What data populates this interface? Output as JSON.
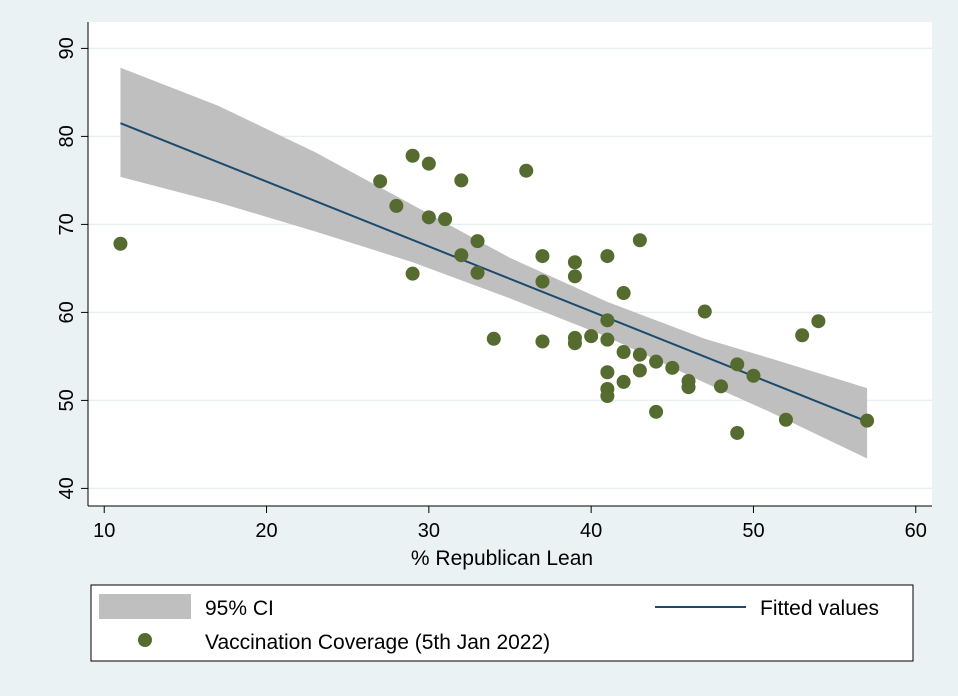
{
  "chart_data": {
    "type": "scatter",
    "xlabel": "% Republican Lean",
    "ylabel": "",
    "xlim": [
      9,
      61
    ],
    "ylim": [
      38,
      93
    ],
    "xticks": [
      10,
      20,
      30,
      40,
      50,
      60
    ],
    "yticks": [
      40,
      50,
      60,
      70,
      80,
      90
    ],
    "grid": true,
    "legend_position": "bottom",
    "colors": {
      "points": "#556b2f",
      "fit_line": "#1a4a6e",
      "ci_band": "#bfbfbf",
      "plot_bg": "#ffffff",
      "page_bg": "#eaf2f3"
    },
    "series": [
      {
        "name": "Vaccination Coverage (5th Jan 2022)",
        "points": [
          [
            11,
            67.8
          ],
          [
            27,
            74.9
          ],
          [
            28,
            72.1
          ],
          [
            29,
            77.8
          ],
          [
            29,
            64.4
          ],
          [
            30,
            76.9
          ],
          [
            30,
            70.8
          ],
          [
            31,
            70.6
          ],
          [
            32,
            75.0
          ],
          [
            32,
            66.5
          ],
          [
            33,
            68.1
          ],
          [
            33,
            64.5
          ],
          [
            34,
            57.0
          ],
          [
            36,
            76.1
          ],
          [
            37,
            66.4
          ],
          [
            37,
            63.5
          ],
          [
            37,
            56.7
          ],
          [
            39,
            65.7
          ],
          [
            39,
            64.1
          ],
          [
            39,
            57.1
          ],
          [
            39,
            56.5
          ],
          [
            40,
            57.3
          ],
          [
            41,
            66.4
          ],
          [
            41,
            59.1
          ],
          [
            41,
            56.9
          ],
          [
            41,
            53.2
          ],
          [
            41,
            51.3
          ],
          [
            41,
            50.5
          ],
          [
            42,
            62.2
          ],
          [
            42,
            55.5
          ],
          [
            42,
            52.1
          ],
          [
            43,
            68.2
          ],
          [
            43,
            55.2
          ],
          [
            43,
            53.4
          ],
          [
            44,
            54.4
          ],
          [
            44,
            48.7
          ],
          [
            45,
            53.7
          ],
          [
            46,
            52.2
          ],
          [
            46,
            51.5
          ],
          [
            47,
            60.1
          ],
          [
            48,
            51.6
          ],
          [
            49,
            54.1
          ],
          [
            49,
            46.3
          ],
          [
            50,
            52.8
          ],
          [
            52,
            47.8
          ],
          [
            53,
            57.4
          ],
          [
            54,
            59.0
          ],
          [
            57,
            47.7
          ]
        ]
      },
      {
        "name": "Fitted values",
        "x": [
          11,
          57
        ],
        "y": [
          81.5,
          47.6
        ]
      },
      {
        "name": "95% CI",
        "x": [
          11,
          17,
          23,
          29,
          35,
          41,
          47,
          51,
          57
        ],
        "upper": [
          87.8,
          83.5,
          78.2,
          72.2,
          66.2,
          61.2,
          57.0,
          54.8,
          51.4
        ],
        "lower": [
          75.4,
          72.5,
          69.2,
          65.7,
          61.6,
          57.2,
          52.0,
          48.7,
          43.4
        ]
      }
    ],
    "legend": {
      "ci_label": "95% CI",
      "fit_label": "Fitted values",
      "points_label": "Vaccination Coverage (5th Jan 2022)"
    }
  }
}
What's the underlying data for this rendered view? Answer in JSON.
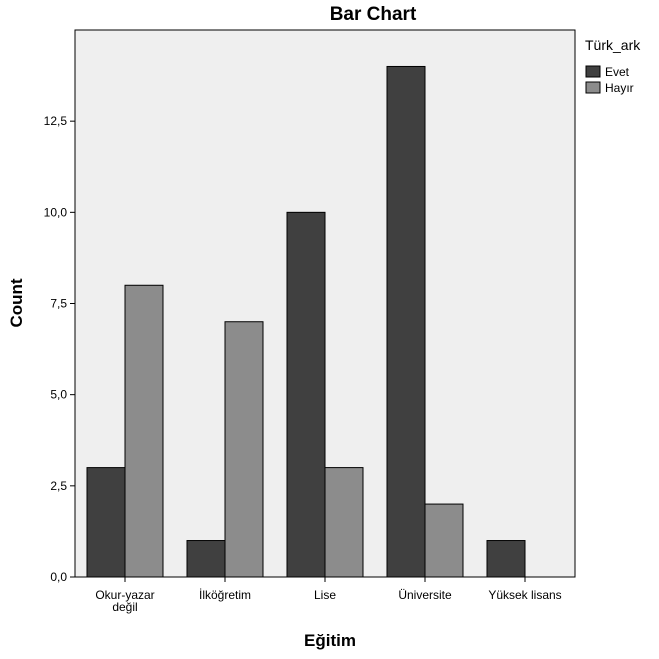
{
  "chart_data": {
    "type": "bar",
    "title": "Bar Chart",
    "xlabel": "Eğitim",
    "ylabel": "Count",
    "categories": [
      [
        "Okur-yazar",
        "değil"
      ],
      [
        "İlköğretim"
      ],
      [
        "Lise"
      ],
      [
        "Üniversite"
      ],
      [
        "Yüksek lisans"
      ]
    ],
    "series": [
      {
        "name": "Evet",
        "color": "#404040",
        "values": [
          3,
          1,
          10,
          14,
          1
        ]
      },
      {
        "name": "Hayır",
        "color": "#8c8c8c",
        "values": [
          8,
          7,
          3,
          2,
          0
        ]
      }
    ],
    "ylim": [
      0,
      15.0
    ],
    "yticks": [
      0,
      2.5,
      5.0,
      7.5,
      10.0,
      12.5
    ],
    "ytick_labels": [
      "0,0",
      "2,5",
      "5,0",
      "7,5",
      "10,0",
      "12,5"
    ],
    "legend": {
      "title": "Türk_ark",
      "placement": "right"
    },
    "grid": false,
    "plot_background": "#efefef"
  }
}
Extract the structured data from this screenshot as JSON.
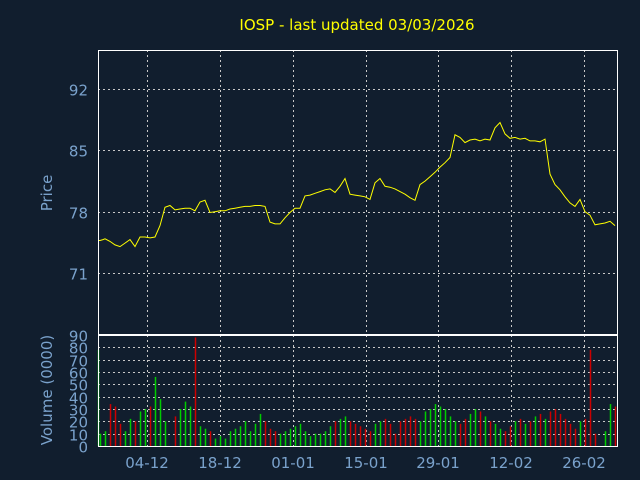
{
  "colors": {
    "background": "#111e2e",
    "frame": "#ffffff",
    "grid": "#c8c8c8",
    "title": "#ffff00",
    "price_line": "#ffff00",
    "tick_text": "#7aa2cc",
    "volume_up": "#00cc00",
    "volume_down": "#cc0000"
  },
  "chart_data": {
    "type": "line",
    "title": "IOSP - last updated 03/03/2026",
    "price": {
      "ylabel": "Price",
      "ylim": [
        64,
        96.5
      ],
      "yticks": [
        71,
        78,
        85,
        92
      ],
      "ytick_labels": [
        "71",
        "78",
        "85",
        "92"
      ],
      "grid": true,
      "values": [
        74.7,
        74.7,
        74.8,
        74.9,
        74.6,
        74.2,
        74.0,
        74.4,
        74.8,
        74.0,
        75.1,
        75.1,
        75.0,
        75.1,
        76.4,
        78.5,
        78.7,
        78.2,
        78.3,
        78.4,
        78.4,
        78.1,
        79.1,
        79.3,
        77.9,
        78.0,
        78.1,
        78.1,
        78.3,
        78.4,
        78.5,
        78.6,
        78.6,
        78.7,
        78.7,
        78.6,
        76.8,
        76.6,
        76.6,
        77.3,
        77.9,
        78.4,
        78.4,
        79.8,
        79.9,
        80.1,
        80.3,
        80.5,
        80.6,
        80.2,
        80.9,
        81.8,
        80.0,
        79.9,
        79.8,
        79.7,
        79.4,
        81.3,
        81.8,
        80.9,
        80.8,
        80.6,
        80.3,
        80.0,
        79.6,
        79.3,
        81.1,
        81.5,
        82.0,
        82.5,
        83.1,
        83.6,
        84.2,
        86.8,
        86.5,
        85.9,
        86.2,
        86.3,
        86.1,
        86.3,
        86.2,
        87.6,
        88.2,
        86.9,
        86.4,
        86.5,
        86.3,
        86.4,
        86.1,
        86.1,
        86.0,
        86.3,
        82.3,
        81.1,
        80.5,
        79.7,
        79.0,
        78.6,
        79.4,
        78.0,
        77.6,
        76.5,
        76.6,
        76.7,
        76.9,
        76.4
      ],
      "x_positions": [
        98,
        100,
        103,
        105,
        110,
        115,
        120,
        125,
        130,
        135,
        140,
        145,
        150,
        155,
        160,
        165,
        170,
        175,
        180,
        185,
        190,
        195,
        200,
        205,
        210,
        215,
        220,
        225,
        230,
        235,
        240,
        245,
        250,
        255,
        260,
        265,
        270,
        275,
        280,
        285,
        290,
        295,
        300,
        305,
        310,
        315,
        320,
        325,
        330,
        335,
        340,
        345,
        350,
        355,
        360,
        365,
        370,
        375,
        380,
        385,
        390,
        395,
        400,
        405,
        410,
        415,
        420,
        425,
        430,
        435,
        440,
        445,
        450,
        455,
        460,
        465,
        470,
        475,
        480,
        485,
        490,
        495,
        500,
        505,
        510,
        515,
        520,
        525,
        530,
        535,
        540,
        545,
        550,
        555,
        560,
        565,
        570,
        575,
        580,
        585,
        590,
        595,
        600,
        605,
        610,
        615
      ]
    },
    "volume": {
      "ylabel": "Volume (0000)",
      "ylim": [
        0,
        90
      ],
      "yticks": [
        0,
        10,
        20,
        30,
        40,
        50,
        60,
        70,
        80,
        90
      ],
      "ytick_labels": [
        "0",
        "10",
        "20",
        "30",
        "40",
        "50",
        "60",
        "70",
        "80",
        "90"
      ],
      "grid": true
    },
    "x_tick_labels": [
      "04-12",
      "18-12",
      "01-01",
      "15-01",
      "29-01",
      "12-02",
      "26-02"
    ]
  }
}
· · · · · · ·
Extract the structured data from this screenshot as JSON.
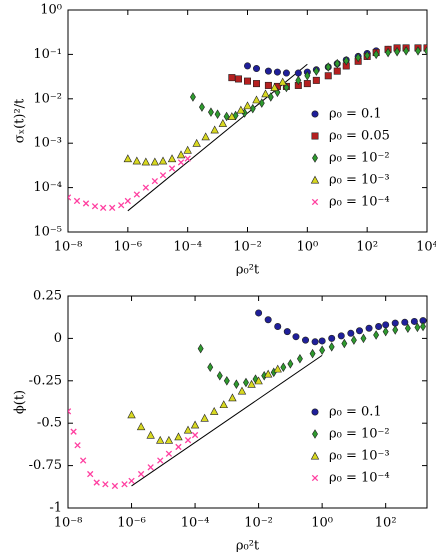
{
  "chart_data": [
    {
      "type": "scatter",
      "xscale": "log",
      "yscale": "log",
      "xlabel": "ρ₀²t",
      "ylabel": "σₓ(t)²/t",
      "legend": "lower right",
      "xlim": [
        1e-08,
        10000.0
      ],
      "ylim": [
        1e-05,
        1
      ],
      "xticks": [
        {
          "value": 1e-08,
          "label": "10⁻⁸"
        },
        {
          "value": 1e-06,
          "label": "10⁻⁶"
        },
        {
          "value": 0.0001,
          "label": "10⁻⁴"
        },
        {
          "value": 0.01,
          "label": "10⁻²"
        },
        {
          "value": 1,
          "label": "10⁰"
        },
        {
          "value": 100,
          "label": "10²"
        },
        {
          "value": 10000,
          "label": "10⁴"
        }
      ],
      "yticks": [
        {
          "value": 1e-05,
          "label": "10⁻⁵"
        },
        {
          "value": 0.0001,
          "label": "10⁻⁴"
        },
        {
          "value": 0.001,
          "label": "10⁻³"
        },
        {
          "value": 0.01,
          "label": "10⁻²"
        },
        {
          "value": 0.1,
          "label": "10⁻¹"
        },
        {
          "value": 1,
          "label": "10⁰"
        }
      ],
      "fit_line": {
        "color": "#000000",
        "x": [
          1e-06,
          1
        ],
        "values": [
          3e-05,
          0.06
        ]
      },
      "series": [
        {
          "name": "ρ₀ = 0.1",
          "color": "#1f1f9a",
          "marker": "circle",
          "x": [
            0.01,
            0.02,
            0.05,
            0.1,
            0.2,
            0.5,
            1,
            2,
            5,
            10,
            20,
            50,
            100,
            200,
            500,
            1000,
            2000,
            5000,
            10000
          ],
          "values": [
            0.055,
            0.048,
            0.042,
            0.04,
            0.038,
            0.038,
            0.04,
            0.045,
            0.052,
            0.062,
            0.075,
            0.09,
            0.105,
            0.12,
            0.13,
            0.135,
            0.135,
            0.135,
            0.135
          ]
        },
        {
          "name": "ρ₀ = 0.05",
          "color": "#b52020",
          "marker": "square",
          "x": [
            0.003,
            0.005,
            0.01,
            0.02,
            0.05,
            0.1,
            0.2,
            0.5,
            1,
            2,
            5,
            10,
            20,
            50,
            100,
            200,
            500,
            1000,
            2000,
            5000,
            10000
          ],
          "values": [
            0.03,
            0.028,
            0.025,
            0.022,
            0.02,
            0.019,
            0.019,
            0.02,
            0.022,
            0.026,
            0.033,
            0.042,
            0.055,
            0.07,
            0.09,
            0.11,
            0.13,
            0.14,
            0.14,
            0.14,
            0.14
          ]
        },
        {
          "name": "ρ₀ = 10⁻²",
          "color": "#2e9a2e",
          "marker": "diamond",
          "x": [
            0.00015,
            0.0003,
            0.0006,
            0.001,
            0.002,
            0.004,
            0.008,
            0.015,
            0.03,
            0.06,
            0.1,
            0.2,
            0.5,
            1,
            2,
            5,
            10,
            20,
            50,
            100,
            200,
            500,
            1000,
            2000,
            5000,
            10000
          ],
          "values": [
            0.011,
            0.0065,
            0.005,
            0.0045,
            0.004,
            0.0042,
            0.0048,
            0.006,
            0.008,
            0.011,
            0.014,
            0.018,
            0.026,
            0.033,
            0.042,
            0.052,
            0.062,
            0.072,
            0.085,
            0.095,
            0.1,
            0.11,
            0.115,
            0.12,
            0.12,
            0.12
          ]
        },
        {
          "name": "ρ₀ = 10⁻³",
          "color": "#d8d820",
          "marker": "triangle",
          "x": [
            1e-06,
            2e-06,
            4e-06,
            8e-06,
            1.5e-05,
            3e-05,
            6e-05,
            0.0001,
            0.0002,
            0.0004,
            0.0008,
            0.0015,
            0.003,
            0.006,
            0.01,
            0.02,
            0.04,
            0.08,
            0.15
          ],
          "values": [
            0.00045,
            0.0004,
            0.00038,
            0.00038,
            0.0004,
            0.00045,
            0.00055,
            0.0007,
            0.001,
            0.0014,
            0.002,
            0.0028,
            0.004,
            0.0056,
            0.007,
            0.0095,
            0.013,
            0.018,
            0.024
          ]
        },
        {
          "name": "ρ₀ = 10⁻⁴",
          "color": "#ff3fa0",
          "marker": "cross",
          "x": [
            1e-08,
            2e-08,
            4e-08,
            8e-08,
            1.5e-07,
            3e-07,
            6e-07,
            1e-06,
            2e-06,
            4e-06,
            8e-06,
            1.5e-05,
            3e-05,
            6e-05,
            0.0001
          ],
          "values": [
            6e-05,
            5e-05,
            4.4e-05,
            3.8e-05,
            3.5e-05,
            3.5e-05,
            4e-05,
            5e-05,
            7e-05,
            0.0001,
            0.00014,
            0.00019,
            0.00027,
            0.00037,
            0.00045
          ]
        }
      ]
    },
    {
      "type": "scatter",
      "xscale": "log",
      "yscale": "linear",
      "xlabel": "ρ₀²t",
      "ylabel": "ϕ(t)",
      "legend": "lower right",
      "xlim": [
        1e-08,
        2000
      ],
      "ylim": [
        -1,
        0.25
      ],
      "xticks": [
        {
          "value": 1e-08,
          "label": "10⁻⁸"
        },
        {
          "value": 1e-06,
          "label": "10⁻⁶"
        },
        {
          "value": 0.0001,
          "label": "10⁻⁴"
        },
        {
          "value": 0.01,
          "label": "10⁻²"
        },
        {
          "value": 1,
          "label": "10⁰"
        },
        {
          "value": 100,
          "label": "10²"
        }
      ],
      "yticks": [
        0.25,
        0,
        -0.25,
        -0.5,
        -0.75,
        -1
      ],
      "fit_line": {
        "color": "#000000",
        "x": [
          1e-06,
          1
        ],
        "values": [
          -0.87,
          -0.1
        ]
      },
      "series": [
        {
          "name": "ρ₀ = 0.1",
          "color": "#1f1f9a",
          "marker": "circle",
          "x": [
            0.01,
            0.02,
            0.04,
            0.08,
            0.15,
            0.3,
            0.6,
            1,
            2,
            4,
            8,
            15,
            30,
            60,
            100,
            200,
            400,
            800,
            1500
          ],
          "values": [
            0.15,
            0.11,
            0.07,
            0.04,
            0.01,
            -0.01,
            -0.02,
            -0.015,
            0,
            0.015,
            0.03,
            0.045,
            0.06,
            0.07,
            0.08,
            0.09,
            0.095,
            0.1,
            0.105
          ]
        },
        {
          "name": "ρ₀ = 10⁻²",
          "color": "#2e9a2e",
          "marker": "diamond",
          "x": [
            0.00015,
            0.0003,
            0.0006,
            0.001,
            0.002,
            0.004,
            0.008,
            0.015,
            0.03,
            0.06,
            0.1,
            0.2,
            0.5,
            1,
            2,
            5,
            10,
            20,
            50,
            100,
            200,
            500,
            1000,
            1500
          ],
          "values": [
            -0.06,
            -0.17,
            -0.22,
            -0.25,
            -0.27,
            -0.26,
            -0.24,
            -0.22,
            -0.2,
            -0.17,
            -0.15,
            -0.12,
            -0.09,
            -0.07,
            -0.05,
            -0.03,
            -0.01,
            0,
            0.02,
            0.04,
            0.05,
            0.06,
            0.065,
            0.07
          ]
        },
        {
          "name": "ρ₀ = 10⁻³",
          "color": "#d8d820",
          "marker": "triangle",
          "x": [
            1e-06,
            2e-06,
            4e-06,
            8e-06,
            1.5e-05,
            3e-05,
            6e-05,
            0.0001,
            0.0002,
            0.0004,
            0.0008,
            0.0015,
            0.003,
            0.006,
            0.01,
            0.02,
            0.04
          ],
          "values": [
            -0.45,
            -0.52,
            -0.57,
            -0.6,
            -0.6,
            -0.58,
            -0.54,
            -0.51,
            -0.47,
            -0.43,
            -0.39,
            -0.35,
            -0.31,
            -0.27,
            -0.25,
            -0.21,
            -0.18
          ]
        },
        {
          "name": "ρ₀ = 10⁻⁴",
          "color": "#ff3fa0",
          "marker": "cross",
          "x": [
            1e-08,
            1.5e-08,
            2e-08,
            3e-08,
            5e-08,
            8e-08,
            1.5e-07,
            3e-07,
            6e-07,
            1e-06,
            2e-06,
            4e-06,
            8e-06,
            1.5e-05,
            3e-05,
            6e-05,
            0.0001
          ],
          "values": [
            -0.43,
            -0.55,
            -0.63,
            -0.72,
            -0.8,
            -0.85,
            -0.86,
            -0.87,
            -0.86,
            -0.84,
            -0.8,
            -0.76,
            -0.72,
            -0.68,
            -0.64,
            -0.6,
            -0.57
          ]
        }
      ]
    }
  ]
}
· · · · · · ·
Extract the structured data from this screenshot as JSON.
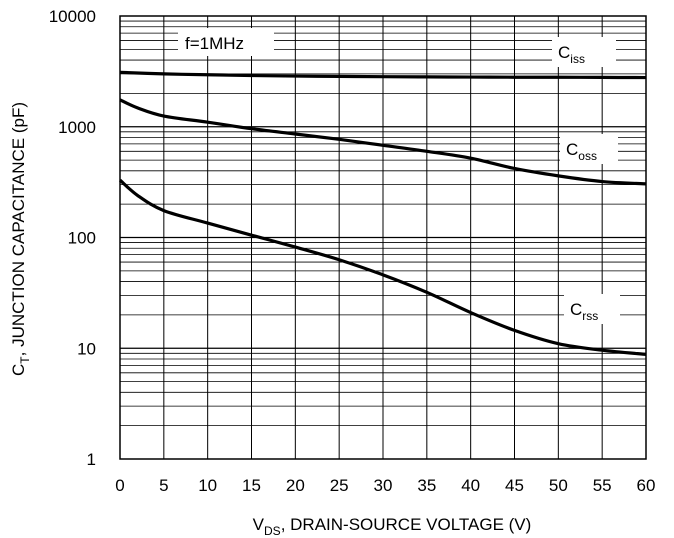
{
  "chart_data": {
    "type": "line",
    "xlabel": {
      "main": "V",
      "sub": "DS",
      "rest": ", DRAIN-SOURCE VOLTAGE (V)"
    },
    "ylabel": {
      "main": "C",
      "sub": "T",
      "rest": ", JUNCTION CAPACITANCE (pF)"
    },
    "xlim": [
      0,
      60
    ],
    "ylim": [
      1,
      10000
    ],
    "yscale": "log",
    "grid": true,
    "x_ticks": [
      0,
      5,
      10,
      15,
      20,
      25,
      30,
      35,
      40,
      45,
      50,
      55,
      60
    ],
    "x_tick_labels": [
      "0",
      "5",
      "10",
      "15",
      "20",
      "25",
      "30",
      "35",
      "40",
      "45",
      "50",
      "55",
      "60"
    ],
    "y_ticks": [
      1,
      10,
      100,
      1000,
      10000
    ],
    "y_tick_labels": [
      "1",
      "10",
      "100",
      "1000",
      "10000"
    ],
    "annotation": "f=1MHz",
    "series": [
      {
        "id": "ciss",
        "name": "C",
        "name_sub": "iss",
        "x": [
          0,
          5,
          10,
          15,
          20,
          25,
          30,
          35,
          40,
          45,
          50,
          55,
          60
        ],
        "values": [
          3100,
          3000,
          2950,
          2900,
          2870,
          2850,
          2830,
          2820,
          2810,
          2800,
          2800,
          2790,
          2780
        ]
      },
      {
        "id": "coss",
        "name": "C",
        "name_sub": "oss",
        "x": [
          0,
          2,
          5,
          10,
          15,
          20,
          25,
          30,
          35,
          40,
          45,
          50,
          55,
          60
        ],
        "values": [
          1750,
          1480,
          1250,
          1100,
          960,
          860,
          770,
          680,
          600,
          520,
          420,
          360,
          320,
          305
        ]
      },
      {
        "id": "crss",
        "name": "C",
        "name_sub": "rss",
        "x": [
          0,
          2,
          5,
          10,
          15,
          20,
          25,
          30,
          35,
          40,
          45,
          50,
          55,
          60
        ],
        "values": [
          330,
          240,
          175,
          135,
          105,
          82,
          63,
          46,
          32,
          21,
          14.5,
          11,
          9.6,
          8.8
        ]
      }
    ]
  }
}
· · · · · · ·
[EXERCISE AIM]
Pick out all the lines with the word "grid" in them and copy them.

[EXERCISE SOLUTION]
    "grid": true,
    "grid": false,
    "grid": "#c8c8c8",
      "grid": true,
      "grid": true
    "grid": true,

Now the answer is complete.